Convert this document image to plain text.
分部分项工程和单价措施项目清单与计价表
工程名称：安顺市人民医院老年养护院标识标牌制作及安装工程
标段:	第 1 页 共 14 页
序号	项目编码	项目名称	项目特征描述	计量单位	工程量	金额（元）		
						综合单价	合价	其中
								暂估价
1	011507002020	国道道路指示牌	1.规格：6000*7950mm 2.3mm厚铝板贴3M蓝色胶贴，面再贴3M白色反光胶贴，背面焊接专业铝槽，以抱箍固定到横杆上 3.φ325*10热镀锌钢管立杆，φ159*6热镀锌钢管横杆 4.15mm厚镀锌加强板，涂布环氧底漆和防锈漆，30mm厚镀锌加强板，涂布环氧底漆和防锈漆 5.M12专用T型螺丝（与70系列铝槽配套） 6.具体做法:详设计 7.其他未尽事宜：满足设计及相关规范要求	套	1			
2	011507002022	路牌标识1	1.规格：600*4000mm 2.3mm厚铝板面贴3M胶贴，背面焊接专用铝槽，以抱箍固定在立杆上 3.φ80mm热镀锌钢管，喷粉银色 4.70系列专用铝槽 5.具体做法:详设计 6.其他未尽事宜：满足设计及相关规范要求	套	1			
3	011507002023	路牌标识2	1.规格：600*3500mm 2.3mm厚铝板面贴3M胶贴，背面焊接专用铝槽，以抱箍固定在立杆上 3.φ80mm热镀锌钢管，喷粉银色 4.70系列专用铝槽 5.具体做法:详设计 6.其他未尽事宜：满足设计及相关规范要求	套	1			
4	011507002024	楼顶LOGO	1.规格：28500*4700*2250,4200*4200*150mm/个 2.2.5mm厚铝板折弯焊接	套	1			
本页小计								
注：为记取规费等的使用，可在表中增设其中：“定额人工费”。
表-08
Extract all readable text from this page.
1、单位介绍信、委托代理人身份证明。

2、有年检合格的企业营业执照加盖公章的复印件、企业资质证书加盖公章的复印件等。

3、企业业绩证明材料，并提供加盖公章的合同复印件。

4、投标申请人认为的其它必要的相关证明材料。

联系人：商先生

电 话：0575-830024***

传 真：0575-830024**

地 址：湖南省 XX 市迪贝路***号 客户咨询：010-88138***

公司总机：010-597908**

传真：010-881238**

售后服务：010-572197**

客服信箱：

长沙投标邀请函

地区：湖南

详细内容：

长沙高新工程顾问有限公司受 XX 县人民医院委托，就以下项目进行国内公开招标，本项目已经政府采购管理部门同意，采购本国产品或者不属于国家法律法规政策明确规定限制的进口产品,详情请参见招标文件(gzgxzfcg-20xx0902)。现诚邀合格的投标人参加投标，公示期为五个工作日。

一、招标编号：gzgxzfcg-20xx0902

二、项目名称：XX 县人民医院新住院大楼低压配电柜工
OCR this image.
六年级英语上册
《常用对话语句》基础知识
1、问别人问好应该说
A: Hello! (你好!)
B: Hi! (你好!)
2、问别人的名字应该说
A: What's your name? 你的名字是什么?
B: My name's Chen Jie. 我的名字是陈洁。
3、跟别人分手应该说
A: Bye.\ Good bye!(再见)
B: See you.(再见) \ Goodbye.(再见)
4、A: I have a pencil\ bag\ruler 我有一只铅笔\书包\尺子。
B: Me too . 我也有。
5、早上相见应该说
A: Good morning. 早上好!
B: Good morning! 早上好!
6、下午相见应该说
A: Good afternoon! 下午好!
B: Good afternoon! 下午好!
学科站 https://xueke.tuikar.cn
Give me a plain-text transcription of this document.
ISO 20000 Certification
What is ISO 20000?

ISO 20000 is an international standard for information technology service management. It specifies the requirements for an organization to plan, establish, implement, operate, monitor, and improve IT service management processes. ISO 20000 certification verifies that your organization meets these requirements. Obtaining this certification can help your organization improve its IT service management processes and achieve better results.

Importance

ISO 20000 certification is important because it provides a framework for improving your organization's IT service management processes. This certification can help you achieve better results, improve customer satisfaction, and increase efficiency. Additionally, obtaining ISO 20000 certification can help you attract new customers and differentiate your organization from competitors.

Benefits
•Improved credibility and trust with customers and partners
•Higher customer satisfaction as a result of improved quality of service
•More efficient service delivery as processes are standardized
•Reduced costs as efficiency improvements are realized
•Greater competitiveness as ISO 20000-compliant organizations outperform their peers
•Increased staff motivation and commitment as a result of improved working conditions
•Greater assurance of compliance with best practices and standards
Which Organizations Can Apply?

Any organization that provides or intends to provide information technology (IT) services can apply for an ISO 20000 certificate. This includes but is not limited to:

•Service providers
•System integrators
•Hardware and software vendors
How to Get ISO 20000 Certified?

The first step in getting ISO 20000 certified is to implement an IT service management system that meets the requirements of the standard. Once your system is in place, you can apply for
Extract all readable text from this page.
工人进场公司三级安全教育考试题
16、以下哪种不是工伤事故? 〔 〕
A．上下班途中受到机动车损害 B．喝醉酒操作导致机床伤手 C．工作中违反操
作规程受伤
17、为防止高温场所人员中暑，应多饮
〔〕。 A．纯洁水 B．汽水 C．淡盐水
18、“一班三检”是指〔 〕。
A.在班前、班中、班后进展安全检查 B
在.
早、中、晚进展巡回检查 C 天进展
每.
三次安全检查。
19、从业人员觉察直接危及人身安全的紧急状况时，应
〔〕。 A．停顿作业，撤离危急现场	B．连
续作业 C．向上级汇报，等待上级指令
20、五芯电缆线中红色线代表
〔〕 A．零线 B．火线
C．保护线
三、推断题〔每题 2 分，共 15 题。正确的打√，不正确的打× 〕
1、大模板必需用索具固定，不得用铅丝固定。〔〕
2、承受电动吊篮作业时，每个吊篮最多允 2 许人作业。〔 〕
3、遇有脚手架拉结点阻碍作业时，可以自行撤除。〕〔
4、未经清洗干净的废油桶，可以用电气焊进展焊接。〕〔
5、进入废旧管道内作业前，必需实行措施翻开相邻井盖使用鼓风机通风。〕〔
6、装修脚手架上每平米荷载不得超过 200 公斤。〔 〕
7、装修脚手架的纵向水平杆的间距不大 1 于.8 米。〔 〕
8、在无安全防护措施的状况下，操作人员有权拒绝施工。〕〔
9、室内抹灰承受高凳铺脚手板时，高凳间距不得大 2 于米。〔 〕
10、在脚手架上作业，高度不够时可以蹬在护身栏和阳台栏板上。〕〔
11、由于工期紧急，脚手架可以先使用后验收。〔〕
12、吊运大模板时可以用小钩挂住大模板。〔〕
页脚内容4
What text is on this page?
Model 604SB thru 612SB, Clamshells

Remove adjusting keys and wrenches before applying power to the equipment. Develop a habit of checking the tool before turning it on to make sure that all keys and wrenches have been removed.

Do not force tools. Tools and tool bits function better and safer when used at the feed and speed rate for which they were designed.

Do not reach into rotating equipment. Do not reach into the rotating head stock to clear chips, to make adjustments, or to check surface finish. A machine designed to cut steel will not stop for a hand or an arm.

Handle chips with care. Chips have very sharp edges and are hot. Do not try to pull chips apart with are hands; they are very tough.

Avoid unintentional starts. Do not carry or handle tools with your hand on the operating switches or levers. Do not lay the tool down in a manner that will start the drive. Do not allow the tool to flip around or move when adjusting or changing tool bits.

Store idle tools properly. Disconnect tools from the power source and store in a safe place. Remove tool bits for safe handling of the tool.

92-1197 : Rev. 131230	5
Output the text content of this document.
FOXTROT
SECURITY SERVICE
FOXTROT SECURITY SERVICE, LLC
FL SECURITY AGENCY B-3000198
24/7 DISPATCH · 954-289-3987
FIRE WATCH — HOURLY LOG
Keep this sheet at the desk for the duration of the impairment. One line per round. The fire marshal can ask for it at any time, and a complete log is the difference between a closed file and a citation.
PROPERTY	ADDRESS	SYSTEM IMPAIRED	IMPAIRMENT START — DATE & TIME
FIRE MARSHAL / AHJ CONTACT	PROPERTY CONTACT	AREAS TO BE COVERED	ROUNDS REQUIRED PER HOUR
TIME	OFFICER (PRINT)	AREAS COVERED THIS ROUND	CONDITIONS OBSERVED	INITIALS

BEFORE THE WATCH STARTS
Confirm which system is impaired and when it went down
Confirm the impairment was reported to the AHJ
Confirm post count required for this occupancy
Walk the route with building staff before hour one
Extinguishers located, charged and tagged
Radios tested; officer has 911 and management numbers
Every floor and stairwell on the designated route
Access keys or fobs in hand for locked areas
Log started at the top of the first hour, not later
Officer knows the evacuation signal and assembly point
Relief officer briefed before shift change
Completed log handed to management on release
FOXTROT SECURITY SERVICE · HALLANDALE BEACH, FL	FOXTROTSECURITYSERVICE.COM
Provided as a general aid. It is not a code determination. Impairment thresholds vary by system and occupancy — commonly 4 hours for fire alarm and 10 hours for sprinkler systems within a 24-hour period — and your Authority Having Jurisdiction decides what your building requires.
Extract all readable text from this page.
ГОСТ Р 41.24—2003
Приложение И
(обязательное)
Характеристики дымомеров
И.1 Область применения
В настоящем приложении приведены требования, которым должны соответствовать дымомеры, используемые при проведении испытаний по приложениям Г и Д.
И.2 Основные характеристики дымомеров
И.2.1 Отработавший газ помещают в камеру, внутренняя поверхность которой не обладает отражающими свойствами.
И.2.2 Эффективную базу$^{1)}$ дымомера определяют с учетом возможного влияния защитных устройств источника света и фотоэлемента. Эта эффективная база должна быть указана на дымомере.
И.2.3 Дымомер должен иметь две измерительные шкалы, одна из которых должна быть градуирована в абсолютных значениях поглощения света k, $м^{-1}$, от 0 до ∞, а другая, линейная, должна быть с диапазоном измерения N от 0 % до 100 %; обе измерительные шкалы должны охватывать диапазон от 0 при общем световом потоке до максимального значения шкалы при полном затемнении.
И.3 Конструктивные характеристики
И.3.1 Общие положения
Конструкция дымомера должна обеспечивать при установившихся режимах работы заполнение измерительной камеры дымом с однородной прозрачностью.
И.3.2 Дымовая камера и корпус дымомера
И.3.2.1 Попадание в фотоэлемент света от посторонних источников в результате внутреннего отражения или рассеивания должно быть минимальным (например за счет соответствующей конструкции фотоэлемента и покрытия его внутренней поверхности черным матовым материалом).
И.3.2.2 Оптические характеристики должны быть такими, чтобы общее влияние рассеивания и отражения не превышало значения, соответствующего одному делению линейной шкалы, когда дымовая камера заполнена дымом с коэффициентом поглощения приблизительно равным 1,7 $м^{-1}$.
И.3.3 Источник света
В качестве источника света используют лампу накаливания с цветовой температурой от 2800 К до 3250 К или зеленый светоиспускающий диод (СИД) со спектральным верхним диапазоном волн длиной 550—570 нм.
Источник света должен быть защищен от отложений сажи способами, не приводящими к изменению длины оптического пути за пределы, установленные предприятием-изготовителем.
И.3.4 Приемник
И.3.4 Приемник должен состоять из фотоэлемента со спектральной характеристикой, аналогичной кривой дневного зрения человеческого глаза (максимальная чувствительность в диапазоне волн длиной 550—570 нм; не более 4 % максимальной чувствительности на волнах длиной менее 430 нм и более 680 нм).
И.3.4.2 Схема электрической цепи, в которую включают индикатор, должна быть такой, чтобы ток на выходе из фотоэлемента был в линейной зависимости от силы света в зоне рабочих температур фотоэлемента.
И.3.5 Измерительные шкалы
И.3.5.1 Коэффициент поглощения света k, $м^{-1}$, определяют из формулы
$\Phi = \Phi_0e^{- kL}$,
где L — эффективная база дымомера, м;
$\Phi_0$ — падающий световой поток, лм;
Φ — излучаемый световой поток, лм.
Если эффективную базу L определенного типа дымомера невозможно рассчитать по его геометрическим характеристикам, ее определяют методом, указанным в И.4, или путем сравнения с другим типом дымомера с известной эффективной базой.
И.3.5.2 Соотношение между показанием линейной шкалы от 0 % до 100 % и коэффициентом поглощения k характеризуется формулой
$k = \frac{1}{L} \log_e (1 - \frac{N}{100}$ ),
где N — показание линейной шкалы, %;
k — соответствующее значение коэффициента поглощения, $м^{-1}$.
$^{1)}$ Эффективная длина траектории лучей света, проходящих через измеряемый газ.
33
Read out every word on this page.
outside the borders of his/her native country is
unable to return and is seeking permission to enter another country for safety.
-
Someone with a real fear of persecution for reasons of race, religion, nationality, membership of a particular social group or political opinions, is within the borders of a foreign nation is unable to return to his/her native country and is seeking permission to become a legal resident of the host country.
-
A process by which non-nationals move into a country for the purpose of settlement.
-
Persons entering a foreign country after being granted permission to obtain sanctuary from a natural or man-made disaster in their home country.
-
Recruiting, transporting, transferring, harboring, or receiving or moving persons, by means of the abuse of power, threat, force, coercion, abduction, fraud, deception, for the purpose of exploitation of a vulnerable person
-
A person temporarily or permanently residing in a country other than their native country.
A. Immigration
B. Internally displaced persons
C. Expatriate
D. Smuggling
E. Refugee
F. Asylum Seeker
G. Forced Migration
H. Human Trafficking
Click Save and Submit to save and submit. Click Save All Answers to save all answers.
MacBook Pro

▶ _What you need to do_: Count each line above in which the string "afternoon" appears, then state only the total.

▶ _Completed exercise_: 2